→ Problem to work on:
Copy out every line of the data exactly.

Extracted records
==============================
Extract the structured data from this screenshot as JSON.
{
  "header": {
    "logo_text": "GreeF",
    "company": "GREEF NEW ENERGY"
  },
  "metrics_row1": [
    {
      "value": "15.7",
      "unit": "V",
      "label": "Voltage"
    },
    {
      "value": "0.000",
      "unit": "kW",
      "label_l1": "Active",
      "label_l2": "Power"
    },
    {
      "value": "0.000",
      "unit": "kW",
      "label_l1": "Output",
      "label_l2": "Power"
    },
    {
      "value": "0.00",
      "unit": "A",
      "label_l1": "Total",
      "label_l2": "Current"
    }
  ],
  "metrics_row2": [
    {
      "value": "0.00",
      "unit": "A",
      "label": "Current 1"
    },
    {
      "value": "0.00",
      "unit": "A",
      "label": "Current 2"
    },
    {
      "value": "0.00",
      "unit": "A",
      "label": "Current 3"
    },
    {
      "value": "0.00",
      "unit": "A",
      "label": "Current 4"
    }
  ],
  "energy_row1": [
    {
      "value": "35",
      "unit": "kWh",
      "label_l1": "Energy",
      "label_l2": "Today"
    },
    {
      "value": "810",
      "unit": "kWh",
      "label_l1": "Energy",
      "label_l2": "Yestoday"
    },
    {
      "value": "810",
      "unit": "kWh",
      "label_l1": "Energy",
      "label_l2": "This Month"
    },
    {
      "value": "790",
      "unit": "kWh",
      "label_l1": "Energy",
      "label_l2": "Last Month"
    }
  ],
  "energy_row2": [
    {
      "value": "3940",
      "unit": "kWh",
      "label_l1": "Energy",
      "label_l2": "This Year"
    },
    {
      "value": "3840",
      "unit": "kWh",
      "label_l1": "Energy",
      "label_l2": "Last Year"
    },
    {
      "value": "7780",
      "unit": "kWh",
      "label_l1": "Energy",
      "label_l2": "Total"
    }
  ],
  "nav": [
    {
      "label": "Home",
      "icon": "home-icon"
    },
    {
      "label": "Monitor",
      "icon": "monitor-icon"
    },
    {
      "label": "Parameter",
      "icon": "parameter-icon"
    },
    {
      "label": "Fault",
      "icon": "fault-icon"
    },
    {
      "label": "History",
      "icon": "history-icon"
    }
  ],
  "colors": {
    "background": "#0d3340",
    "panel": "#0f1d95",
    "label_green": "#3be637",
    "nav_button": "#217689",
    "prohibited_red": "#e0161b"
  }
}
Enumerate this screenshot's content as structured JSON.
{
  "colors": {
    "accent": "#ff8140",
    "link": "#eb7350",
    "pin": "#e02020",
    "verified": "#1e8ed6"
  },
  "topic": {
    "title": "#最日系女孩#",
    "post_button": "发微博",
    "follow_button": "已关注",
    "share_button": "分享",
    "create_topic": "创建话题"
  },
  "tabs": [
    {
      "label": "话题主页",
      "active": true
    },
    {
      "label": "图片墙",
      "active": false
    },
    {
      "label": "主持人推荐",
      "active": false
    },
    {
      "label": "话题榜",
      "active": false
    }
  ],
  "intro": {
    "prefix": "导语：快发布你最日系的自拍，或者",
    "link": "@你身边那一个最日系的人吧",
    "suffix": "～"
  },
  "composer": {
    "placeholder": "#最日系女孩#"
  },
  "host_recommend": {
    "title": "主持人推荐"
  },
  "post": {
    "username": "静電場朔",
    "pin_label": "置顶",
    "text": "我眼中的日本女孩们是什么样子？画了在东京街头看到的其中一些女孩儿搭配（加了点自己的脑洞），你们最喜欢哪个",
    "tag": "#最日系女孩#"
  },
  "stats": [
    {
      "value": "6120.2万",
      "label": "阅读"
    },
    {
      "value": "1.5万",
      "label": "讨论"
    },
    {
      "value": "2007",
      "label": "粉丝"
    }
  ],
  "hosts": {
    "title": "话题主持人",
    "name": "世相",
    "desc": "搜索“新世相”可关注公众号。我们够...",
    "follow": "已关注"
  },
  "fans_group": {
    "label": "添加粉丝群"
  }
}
==============================
→ Answer for this exercise:
Extract the structured data from this screenshot as JSON.
{
  "header": {
    "logo_text": "GreeF",
    "company": "GREEF NEW ENERGY"
  },
  "metrics_row1": [
    {
      "value": "15.7",
      "unit": "V",
      "label": "Voltage"
    },
    {
      "value": "0.000",
      "unit": "kW",
      "label_l1": "Active",
      "label_l2": "Power"
    },
    {
      "value": "0.000",
      "unit": "kW",
      "label_l1": "Output",
      "label_l2": "Power"
    },
    {
      "value": "0.00",
      "unit": "A",
      "label_l1": "Total",
      "label_l2": "Current"
    }
  ],
  "metrics_row2": [
    {
      "value": "0.00",
      "unit": "A",
      "label": "Current 1"
    },
    {
      "value": "0.00",
      "unit": "A",
      "label": "Current 2"
    },
    {
      "value": "0.00",
      "unit": "A",
      "label": "Current 3"
    },
    {
      "value": "0.00",
      "unit": "A",
      "label": "Current 4"
    }
  ],
  "energy_row1": [
    {
      "value": "35",
      "unit": "kWh",
      "label_l1": "Energy",
      "label_l2": "Today"
    },
    {
      "value": "810",
      "unit": "kWh",
      "label_l1": "Energy",
      "label_l2": "Yestoday"
    },
    {
      "value": "810",
      "unit": "kWh",
      "label_l1": "Energy",
      "label_l2": "This Month"
    },
    {
      "value": "790",
      "unit": "kWh",
      "label_l1": "Energy",
      "label_l2": "Last Month"
    }
  ],
  "energy_row2": [
    {
      "value": "3940",
      "unit": "kWh",
      "label_l1": "Energy",
      "label_l2": "This Year"
    },
    {
      "value": "3840",
      "unit": "kWh",
      "label_l1": "Energy",
      "label_l2": "Last Year"
    },
    {
      "value": "7780",
      "unit": "kWh",
      "label_l1": "Energy",
      "label_l2": "Total"
    }
  ],
  "nav": [
    {
      "label": "Home",
      "icon": "home-icon"
    },
    {
      "label": "Monitor",
      "icon": "monitor-icon"
    },
    {
      "label": "Parameter",
      "icon": "parameter-icon"
    },
    {
      "label": "Fault",
      "icon": "fault-icon"
    },
    {
      "label": "History",
      "icon": "history-icon"
    }
  ],
  "colors": {
    "background": "#0d3340",
    "panel": "#0f1d95",
    "label_green": "#3be637",
    "nav_button": "#217689",
    "prohibited_red": "#e0161b"
  }
}
Enumerate this screenshot's content as structured JSON.
{
  "colors": {
    "accent": "#ff8140",
    "link": "#eb7350",
    "pin": "#e02020",
    "verified": "#1e8ed6"
  },
  "topic": {
    "title": "#最日系女孩#",
    "post_button": "发微博",
    "follow_button": "已关注",
    "share_button": "分享",
    "create_topic": "创建话题"
  },
  "tabs": [
    {
      "label": "话题主页",
      "active": true
    },
    {
      "label": "图片墙",
      "active": false
    },
    {
      "label": "主持人推荐",
      "active": false
    },
    {
      "label": "话题榜",
      "active": false
    }
  ],
  "intro": {
    "prefix": "导语：快发布你最日系的自拍，或者",
    "link": "@你身边那一个最日系的人吧",
    "suffix": "～"
  },
  "composer": {
    "placeholder": "#最日系女孩#"
  },
  "host_recommend": {
    "title": "主持人推荐"
  },
  "post": {
    "username": "静電場朔",
    "pin_label": "置顶",
    "text": "我眼中的日本女孩们是什么样子？画了在东京街头看到的其中一些女孩儿搭配（加了点自己的脑洞），你们最喜欢哪个",
    "tag": "#最日系女孩#"
  },
  "stats": [
    {
      "value": "6120.2万",
      "label": "阅读"
    },
    {
      "value": "1.5万",
      "label": "讨论"
    },
    {
      "value": "2007",
      "label": "粉丝"
    }
  ],
  "hosts": {
    "title": "话题主持人",
    "name": "世相",
    "desc": "搜索“新世相”可关注公众号。我们够...",
    "follow": "已关注"
  },
  "fans_group": {
    "label": "添加粉丝群"
  }
}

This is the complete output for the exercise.